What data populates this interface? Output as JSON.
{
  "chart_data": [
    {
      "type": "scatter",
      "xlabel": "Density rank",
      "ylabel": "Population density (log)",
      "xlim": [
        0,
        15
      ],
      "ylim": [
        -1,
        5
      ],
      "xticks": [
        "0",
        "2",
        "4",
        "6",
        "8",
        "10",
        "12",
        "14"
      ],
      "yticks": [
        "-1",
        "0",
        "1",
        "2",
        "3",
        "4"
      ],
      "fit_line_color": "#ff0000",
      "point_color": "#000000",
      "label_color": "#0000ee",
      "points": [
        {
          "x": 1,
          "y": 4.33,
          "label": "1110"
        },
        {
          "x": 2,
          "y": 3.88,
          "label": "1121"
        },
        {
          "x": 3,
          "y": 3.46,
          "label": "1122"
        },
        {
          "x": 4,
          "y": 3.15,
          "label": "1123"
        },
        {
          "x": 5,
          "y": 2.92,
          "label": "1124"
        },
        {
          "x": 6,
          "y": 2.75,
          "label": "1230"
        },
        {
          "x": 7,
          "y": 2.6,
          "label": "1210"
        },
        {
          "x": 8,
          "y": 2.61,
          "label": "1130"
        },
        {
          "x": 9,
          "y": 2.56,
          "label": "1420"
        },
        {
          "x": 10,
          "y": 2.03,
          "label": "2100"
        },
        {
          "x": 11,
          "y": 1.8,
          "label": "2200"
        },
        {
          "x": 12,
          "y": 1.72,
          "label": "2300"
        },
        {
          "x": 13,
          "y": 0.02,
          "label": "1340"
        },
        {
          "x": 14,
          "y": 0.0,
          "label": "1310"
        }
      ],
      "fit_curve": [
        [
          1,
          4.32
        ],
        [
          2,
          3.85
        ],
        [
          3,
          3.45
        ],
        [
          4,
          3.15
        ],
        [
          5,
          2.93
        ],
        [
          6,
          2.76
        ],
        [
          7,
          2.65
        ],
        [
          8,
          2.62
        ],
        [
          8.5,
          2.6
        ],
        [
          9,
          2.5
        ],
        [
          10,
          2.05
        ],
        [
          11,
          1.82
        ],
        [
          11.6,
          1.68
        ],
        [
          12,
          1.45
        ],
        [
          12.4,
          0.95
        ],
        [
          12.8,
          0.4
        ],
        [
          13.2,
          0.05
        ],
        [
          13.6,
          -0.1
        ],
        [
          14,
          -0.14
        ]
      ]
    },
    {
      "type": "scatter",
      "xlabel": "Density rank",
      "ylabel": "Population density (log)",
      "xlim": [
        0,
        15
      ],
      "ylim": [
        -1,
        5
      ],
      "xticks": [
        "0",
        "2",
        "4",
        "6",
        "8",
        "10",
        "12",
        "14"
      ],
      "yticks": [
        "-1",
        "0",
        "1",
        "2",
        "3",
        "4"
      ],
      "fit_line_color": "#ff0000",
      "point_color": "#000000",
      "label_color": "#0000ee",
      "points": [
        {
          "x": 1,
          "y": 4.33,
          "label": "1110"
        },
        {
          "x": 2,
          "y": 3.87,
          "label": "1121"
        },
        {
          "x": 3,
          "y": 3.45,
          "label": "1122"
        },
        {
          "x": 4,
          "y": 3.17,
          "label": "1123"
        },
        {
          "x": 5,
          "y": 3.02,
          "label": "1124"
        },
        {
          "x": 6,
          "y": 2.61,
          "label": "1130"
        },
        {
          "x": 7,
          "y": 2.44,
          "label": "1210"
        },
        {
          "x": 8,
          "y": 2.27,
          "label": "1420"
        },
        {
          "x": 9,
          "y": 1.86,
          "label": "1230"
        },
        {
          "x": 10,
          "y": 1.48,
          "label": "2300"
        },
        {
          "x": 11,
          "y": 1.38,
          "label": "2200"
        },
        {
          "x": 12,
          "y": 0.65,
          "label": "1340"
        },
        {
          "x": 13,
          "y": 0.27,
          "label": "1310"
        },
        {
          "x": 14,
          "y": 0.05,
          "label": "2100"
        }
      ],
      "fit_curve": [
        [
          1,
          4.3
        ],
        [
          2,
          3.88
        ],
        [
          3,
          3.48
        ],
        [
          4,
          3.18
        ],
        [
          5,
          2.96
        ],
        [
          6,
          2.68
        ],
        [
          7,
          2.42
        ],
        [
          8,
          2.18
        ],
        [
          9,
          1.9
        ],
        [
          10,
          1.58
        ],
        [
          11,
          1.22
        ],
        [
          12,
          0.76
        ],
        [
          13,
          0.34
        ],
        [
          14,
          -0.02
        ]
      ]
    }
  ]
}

→ Written problem:
The whole listing above needs to be written out again exactly.

→ Finished exercise:
What data populates this interface? Output as JSON.
{
  "chart_data": [
    {
      "type": "scatter",
      "xlabel": "Density rank",
      "ylabel": "Population density (log)",
      "xlim": [
        0,
        15
      ],
      "ylim": [
        -1,
        5
      ],
      "xticks": [
        "0",
        "2",
        "4",
        "6",
        "8",
        "10",
        "12",
        "14"
      ],
      "yticks": [
        "-1",
        "0",
        "1",
        "2",
        "3",
        "4"
      ],
      "fit_line_color": "#ff0000",
      "point_color": "#000000",
      "label_color": "#0000ee",
      "points": [
        {
          "x": 1,
          "y": 4.33,
          "label": "1110"
        },
        {
          "x": 2,
          "y": 3.88,
          "label": "1121"
        },
        {
          "x": 3,
          "y": 3.46,
          "label": "1122"
        },
        {
          "x": 4,
          "y": 3.15,
          "label": "1123"
        },
        {
          "x": 5,
          "y": 2.92,
          "label": "1124"
        },
        {
          "x": 6,
          "y": 2.75,
          "label": "1230"
        },
        {
          "x": 7,
          "y": 2.6,
          "label": "1210"
        },
        {
          "x": 8,
          "y": 2.61,
          "label": "1130"
        },
        {
          "x": 9,
          "y": 2.56,
          "label": "1420"
        },
        {
          "x": 10,
          "y": 2.03,
          "label": "2100"
        },
        {
          "x": 11,
          "y": 1.8,
          "label": "2200"
        },
        {
          "x": 12,
          "y": 1.72,
          "label": "2300"
        },
        {
          "x": 13,
          "y": 0.02,
          "label": "1340"
        },
        {
          "x": 14,
          "y": 0.0,
          "label": "1310"
        }
      ],
      "fit_curve": [
        [
          1,
          4.32
        ],
        [
          2,
          3.85
        ],
        [
          3,
          3.45
        ],
        [
          4,
          3.15
        ],
        [
          5,
          2.93
        ],
        [
          6,
          2.76
        ],
        [
          7,
          2.65
        ],
        [
          8,
          2.62
        ],
        [
          8.5,
          2.6
        ],
        [
          9,
          2.5
        ],
        [
          10,
          2.05
        ],
        [
          11,
          1.82
        ],
        [
          11.6,
          1.68
        ],
        [
          12,
          1.45
        ],
        [
          12.4,
          0.95
        ],
        [
          12.8,
          0.4
        ],
        [
          13.2,
          0.05
        ],
        [
          13.6,
          -0.1
        ],
        [
          14,
          -0.14
        ]
      ]
    },
    {
      "type": "scatter",
      "xlabel": "Density rank",
      "ylabel": "Population density (log)",
      "xlim": [
        0,
        15
      ],
      "ylim": [
        -1,
        5
      ],
      "xticks": [
        "0",
        "2",
        "4",
        "6",
        "8",
        "10",
        "12",
        "14"
      ],
      "yticks": [
        "-1",
        "0",
        "1",
        "2",
        "3",
        "4"
      ],
      "fit_line_color": "#ff0000",
      "point_color": "#000000",
      "label_color": "#0000ee",
      "points": [
        {
          "x": 1,
          "y": 4.33,
          "label": "1110"
        },
        {
          "x": 2,
          "y": 3.87,
          "label": "1121"
        },
        {
          "x": 3,
          "y": 3.45,
          "label": "1122"
        },
        {
          "x": 4,
          "y": 3.17,
          "label": "1123"
        },
        {
          "x": 5,
          "y": 3.02,
          "label": "1124"
        },
        {
          "x": 6,
          "y": 2.61,
          "label": "1130"
        },
        {
          "x": 7,
          "y": 2.44,
          "label": "1210"
        },
        {
          "x": 8,
          "y": 2.27,
          "label": "1420"
        },
        {
          "x": 9,
          "y": 1.86,
          "label": "1230"
        },
        {
          "x": 10,
          "y": 1.48,
          "label": "2300"
        },
        {
          "x": 11,
          "y": 1.38,
          "label": "2200"
        },
        {
          "x": 12,
          "y": 0.65,
          "label": "1340"
        },
        {
          "x": 13,
          "y": 0.27,
          "label": "1310"
        },
        {
          "x": 14,
          "y": 0.05,
          "label": "2100"
        }
      ],
      "fit_curve": [
        [
          1,
          4.3
        ],
        [
          2,
          3.88
        ],
        [
          3,
          3.48
        ],
        [
          4,
          3.18
        ],
        [
          5,
          2.96
        ],
        [
          6,
          2.68
        ],
        [
          7,
          2.42
        ],
        [
          8,
          2.18
        ],
        [
          9,
          1.9
        ],
        [
          10,
          1.58
        ],
        [
          11,
          1.22
        ],
        [
          12,
          0.76
        ],
        [
          13,
          0.34
        ],
        [
          14,
          -0.02
        ]
      ]
    }
  ]
}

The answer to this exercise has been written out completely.